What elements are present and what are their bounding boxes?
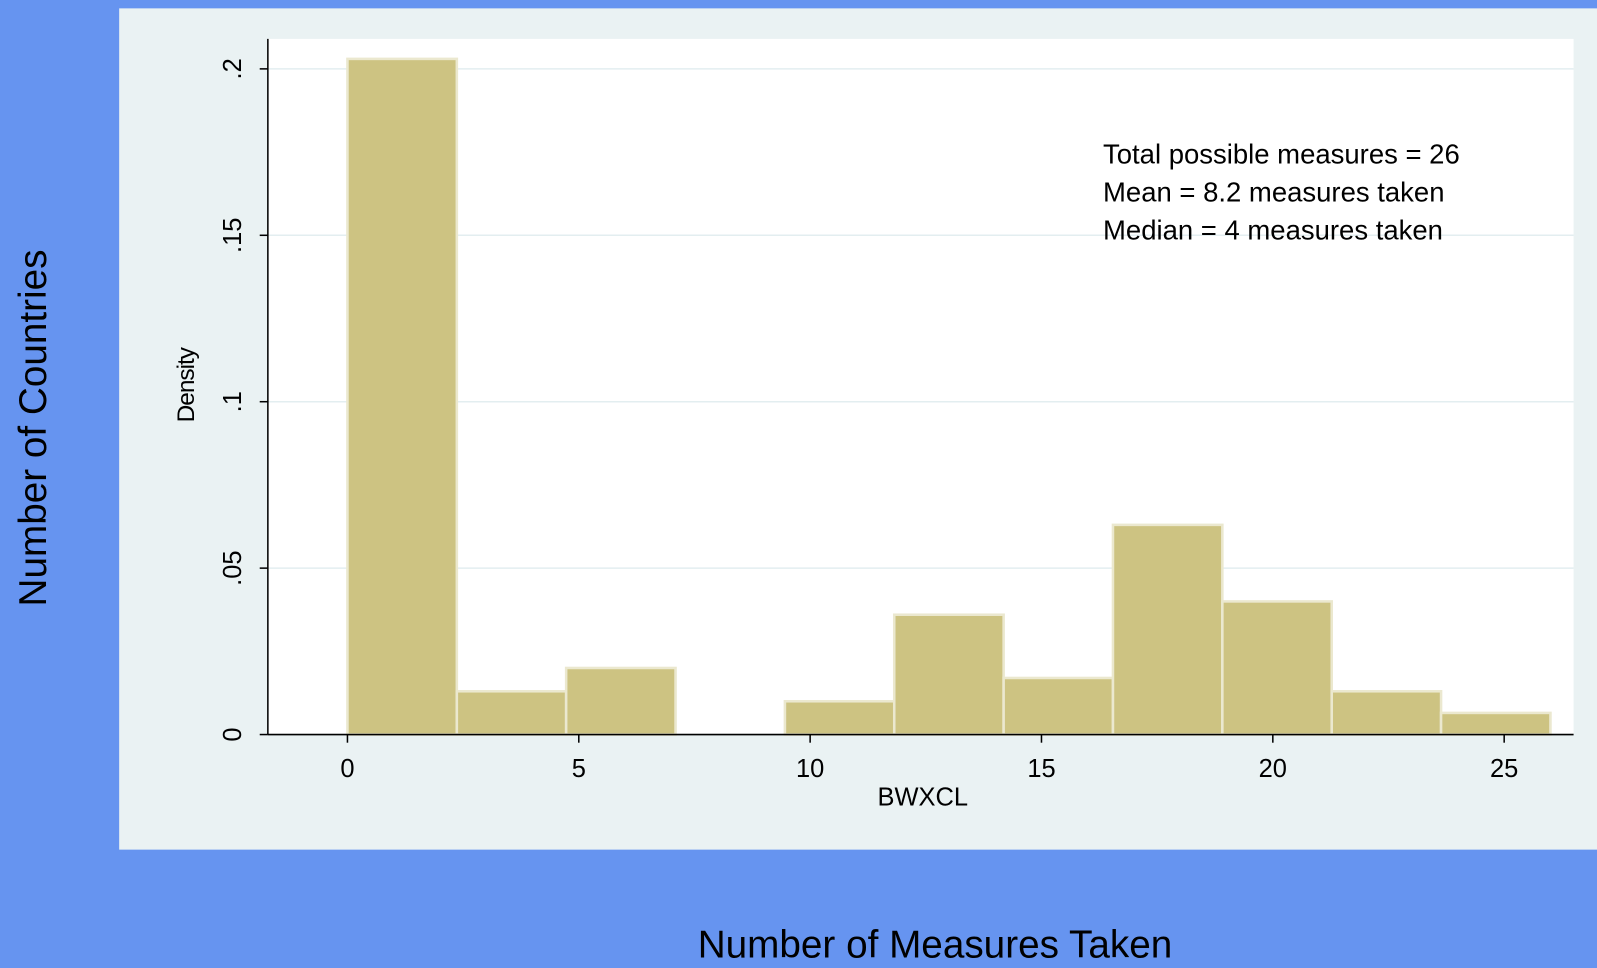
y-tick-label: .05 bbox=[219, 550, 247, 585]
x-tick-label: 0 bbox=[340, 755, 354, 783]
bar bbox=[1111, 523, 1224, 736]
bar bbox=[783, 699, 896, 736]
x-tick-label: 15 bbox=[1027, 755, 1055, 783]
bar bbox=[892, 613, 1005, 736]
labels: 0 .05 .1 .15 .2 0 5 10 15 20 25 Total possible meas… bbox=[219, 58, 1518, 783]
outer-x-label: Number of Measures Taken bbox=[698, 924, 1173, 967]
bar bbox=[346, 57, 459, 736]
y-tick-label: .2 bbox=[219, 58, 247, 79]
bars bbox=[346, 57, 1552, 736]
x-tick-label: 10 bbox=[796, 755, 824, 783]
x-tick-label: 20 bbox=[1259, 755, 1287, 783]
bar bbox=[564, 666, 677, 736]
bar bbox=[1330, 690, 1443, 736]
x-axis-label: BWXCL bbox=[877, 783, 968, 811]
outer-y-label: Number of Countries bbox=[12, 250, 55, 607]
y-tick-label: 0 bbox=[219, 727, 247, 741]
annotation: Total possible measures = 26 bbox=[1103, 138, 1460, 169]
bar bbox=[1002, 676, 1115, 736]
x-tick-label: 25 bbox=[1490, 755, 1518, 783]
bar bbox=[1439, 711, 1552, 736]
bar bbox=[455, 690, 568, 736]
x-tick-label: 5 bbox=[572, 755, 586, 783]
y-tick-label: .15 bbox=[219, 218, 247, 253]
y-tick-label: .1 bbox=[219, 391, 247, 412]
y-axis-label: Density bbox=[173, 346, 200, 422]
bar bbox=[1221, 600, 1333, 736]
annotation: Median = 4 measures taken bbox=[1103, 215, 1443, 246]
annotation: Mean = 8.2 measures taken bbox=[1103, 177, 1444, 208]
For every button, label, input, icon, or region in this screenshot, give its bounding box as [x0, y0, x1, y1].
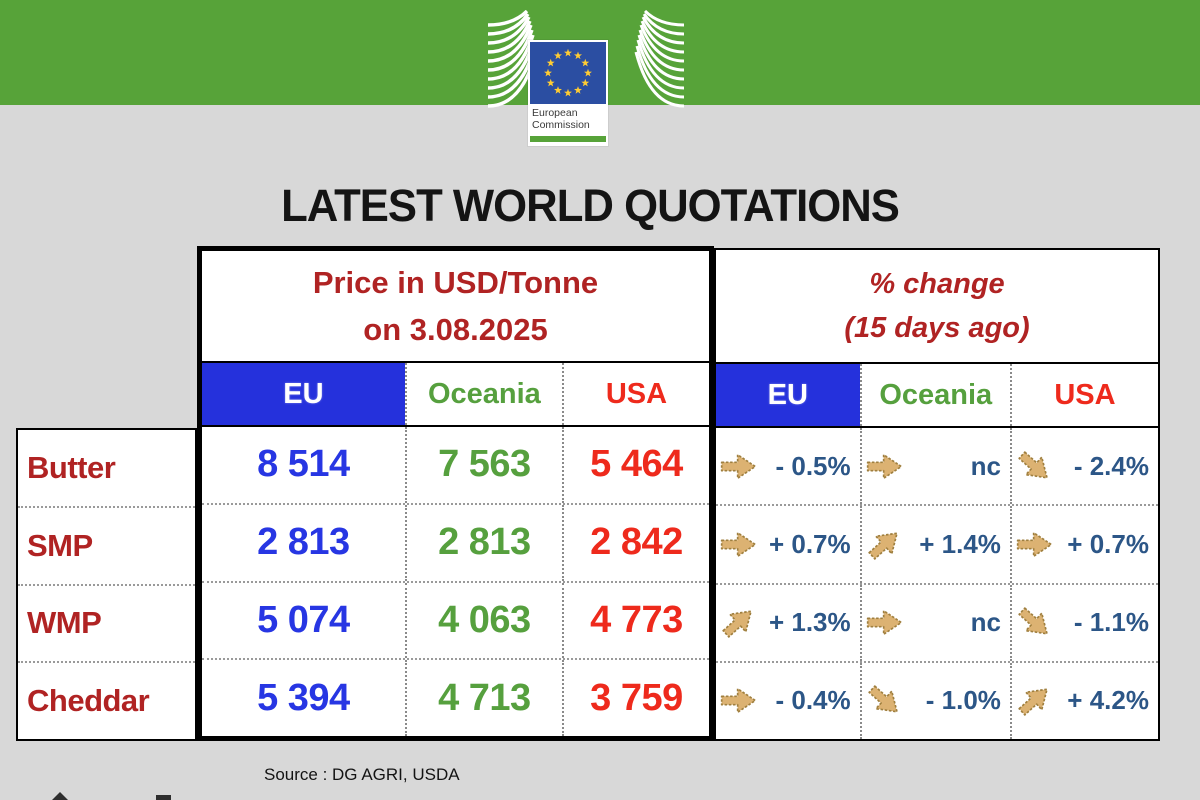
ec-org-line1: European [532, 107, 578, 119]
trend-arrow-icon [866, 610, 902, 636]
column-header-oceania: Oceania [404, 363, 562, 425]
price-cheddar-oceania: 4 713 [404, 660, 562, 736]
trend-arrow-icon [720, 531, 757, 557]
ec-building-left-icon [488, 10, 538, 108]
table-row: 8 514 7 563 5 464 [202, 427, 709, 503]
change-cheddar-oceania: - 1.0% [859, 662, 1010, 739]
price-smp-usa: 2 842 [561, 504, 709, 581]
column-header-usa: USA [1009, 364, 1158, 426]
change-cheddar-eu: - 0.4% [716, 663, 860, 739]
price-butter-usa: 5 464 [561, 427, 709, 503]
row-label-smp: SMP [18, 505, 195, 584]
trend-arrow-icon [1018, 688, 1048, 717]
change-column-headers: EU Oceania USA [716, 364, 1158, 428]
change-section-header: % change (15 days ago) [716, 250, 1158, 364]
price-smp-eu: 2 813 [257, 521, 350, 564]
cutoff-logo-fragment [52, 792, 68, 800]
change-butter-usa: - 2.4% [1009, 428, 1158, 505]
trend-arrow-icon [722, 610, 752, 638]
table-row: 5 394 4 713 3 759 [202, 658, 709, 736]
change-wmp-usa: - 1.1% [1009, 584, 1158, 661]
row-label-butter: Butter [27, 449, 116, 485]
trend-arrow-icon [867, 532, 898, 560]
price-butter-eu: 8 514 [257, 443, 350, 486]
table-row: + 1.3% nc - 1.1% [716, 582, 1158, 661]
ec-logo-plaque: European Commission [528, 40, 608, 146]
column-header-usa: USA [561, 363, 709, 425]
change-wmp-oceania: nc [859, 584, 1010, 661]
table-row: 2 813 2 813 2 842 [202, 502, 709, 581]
##########
**EXERCISE:**
Render everything from the line containing "y-tick-label: .05 bbox=[219, 550, 247, 585]" down to the line containing "bar bbox=[892, 613, 1005, 736]", both ends included, as a Markdown table. Use the columns No. and Entry, number each line in order, and leave out blank lines.

**WRITTEN RESPONSE:**
| No. | Entry |
|---|---|
| 1 | y-tick-label: .05 bbox=[219, 550, 247, 585] |
| 2 | x-tick-label: 0 bbox=[340, 755, 354, 783] |
| 3 | bar bbox=[1111, 523, 1224, 736] |
| 4 | bar bbox=[783, 699, 896, 736] |
| 5 | x-tick-label: 15 bbox=[1027, 755, 1055, 783] |
| 6 | bar bbox=[892, 613, 1005, 736] |